** WORK TO DO **
Extract all lines from the data beneath that include the word "icon".

** DATA PROVIDED **
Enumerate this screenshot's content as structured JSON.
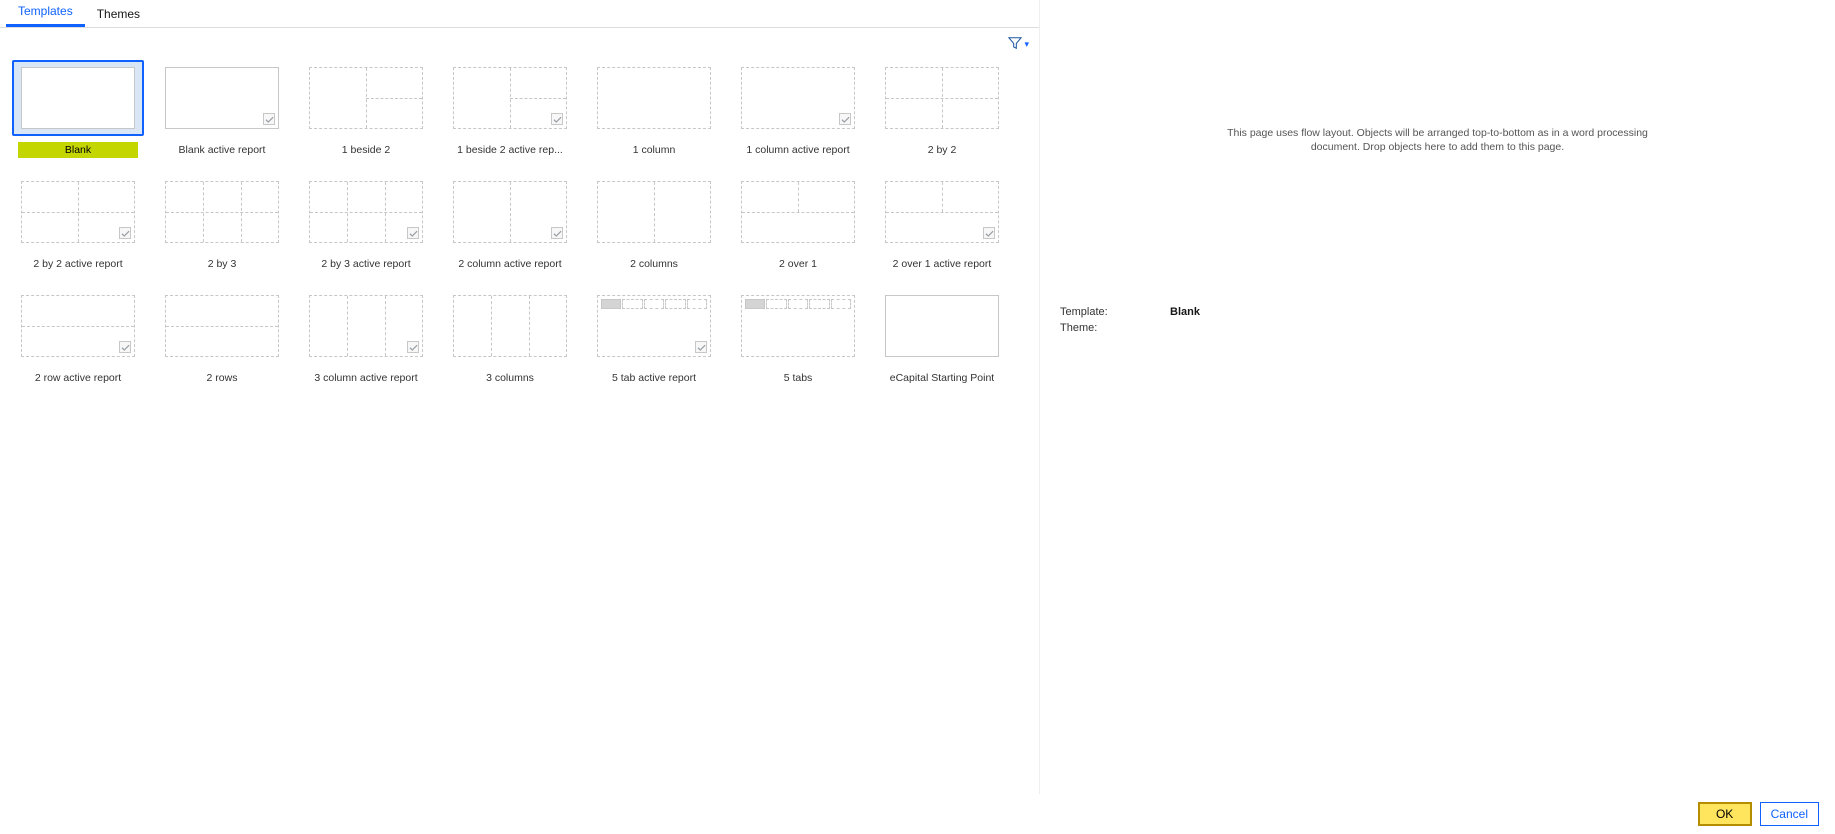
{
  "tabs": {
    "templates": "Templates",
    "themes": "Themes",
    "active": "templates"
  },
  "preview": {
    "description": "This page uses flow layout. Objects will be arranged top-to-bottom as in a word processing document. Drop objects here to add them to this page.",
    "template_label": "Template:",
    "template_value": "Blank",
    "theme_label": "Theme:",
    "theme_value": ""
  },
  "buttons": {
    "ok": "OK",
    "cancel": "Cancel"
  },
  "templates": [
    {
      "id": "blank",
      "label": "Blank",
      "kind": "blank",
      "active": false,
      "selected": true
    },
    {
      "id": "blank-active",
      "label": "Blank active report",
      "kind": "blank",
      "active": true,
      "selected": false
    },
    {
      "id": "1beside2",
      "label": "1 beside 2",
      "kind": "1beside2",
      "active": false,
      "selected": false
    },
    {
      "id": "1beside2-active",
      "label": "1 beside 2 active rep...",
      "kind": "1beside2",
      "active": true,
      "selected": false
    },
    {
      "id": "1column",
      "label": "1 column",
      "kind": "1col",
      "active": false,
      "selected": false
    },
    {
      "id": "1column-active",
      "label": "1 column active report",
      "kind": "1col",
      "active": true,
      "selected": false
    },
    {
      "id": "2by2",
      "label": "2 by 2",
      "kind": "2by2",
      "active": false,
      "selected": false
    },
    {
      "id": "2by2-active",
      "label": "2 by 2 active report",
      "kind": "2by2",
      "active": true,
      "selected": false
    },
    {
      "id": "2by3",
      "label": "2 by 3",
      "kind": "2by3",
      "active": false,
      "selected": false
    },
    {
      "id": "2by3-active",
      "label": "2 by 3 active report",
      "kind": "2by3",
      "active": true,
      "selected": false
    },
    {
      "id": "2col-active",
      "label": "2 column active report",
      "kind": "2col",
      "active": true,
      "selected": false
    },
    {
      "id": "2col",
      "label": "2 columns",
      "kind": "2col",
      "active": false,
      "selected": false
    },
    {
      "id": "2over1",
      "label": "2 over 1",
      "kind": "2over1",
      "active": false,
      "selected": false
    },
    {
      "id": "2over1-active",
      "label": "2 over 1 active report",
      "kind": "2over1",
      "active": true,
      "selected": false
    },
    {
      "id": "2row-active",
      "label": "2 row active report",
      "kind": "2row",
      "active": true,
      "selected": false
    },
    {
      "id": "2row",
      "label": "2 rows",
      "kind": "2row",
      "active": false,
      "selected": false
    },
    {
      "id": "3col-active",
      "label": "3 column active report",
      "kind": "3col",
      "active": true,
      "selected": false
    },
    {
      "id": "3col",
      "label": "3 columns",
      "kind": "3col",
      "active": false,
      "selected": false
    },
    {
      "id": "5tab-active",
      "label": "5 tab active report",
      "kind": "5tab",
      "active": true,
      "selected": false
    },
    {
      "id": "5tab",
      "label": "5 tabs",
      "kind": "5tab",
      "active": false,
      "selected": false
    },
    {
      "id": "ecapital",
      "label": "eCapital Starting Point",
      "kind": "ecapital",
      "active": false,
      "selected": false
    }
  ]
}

...

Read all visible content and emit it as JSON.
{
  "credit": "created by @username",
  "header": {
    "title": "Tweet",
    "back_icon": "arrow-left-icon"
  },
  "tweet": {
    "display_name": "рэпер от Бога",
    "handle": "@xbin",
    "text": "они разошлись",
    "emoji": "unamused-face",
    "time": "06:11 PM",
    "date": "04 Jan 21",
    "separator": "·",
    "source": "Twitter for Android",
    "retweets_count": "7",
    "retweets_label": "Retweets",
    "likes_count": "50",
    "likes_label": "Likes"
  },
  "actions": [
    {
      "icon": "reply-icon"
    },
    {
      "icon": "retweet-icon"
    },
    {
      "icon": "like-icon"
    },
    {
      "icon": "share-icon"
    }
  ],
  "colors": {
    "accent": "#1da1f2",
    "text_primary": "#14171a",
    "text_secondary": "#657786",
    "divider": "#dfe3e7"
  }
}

** FULL ANSWER **
    "back_icon": "arrow-left-icon"
      "icon": "reply-icon"
      "icon": "retweet-icon"
      "icon": "like-icon"
      "icon": "share-icon"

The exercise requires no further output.